### [SET EXERCISE]
Look for the word "рамках" in the entries below, then copy every line that has it.
#### SOURCE RECORDS
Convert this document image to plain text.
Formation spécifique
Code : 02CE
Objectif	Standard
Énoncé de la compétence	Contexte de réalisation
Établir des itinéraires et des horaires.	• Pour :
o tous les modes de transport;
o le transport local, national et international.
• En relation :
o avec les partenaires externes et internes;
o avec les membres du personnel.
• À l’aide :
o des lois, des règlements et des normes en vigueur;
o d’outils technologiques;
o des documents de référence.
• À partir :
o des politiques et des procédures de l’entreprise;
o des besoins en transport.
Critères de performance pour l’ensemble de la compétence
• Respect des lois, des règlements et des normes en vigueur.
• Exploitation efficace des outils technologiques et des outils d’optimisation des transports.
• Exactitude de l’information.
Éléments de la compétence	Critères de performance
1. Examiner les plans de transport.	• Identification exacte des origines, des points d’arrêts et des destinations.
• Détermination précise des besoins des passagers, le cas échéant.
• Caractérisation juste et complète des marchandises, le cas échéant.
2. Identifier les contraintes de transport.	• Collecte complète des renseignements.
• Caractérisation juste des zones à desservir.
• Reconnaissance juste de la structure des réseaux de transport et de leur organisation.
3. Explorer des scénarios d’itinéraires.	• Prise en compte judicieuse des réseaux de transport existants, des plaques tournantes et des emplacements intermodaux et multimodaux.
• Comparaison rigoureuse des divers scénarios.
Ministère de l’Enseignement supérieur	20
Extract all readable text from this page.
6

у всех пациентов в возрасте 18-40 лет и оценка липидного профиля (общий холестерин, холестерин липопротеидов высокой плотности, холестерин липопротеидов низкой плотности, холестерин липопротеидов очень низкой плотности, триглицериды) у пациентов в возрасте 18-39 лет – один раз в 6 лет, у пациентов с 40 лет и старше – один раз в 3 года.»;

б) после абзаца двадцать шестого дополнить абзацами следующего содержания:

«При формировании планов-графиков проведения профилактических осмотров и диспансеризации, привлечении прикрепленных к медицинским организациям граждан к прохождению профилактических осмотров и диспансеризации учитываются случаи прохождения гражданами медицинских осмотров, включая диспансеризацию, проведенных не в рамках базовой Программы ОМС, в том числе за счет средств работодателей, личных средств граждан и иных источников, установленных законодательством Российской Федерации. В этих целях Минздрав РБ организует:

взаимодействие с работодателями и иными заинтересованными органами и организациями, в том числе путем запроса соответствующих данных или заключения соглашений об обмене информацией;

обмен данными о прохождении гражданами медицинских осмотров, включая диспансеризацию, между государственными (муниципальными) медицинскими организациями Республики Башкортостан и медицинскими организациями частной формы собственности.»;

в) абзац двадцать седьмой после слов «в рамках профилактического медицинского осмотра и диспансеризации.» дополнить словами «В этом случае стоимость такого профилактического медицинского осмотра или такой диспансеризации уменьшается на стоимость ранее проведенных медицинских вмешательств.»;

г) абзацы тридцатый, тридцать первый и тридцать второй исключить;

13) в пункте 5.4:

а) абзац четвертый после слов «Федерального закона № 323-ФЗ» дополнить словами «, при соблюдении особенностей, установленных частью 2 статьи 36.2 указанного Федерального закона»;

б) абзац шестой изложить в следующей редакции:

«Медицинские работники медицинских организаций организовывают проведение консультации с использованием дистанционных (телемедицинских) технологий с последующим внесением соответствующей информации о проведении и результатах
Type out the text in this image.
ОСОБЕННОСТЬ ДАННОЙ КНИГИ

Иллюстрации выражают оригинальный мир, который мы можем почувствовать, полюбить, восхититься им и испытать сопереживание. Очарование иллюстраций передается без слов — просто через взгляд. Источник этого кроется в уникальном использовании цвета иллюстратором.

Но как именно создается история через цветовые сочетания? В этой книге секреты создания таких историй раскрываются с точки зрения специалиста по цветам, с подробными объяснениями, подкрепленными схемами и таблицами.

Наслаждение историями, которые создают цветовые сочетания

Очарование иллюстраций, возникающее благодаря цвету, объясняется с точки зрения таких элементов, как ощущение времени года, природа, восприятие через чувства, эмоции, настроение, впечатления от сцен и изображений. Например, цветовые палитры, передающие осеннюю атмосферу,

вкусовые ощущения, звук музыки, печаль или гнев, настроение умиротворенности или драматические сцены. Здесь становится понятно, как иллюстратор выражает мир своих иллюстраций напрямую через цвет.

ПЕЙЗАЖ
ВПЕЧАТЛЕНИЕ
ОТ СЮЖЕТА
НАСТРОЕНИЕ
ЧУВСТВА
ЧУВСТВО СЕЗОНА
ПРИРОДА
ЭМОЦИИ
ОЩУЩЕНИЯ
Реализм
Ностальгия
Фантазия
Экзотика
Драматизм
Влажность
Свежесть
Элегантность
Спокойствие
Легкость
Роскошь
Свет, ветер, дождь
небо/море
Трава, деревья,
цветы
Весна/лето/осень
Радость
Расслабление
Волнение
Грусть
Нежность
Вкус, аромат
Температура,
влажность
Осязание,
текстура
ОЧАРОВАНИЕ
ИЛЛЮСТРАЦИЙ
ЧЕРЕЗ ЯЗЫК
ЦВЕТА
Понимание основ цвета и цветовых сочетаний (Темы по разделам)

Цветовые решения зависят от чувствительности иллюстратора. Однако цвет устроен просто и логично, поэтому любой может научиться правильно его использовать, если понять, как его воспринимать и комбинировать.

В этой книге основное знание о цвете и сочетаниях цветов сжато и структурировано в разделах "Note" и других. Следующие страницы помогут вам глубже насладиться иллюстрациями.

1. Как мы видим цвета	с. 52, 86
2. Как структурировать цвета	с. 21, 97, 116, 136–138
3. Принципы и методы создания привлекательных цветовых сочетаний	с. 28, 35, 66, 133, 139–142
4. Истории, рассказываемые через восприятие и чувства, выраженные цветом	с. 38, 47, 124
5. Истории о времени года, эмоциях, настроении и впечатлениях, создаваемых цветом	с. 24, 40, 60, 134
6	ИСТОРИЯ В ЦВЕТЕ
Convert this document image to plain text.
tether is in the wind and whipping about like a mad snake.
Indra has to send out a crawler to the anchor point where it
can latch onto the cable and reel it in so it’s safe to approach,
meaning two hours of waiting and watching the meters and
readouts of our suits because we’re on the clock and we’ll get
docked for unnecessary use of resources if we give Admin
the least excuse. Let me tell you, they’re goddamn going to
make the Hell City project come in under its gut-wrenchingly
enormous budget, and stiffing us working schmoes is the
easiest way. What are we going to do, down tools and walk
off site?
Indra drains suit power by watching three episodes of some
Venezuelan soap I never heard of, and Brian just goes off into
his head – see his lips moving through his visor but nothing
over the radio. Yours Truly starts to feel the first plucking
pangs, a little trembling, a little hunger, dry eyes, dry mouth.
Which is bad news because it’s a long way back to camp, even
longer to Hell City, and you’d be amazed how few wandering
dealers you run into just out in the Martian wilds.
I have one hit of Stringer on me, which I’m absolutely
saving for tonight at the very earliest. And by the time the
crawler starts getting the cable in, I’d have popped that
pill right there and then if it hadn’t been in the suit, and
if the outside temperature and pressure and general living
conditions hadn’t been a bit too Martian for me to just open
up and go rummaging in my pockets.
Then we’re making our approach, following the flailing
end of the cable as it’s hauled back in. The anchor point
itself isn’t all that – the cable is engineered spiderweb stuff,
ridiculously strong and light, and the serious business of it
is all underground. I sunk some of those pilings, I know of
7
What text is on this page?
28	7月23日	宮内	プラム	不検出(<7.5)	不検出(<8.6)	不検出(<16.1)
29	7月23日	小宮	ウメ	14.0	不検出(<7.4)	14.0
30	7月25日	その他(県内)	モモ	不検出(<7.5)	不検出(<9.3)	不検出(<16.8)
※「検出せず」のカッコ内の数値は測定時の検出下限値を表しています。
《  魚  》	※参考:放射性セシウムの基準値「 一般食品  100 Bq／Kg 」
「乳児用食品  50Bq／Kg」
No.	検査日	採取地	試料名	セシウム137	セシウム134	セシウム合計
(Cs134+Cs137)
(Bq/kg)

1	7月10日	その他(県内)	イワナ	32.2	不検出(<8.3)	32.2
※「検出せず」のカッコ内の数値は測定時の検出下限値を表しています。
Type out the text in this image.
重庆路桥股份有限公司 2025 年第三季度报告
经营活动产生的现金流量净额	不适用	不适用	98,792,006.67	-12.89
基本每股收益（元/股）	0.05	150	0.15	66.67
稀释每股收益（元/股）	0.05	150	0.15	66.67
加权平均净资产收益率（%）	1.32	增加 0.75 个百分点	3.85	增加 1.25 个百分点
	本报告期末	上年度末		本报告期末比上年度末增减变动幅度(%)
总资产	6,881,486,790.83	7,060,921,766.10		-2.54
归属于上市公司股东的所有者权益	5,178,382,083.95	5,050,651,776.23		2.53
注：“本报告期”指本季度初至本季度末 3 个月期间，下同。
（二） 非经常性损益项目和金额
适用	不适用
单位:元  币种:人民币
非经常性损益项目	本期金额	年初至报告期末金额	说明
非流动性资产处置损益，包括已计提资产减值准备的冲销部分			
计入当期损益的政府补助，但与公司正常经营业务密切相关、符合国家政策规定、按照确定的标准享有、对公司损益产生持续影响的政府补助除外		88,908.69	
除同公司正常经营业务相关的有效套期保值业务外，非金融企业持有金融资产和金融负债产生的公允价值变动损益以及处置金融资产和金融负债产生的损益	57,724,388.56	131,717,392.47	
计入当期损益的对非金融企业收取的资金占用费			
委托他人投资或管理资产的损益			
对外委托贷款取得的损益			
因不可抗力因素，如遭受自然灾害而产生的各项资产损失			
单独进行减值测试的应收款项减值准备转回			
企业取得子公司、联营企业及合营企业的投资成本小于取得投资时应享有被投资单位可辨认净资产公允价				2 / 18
########
### [TASK RESULT]
«При формировании планов-графиков проведения профилактических осмотров и диспансеризации, привлечении прикрепленных к медицинским организациям граждан к прохождению профилактических осмотров и диспансеризации учитываются случаи прохождения гражданами медицинских осмотров, включая диспансеризацию, проведенных не в рамках базовой Программы ОМС, в том числе за счет средств работодателей, личных средств граждан и иных источников, установленных законодательством Российской Федерации. В этих целях Минздрав РБ организует:
в) абзац двадцать седьмой после слов «в рамках профилактического медицинского осмотра и диспансеризации.» дополнить словами «В этом случае стоимость такого профилактического медицинского осмотра или такой диспансеризации уменьшается на стоимость ранее проведенных медицинских вмешательств.»;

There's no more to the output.